-- START INPUT ROWS --

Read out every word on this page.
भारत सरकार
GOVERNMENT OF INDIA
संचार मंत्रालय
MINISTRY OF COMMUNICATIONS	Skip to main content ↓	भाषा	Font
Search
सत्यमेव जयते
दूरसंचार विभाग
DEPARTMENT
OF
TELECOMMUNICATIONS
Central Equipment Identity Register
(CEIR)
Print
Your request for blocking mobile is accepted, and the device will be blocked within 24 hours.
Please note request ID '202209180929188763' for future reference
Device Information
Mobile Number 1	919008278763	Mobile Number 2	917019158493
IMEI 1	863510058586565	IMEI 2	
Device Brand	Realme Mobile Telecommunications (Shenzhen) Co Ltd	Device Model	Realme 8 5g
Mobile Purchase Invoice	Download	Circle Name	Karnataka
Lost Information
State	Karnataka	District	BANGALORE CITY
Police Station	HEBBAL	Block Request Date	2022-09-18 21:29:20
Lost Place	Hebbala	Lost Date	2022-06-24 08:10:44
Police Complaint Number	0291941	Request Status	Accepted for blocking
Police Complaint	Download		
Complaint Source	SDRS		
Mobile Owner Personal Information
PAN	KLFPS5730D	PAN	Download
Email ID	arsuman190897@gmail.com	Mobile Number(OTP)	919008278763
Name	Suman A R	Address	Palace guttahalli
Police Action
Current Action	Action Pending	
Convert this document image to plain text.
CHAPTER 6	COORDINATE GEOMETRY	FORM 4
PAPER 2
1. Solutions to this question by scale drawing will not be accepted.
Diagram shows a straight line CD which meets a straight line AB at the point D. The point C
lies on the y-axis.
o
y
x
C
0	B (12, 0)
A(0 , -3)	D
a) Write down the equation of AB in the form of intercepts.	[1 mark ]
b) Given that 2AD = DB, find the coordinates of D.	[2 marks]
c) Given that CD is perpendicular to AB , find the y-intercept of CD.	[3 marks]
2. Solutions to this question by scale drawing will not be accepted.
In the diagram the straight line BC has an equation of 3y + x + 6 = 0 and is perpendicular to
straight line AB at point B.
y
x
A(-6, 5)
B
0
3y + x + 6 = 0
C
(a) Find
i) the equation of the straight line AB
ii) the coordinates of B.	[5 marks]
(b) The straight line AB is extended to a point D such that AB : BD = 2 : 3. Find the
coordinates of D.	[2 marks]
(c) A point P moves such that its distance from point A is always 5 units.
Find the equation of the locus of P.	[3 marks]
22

-- END INPUT ROWS --

WHAT IS REQUIRED:
Collect each line holding the string "Karnataka".

RESPONSE TO THIS TASK:
Mobile Purchase Invoice	Download	Circle Name	Karnataka
State	Karnataka	District	BANGALORE CITY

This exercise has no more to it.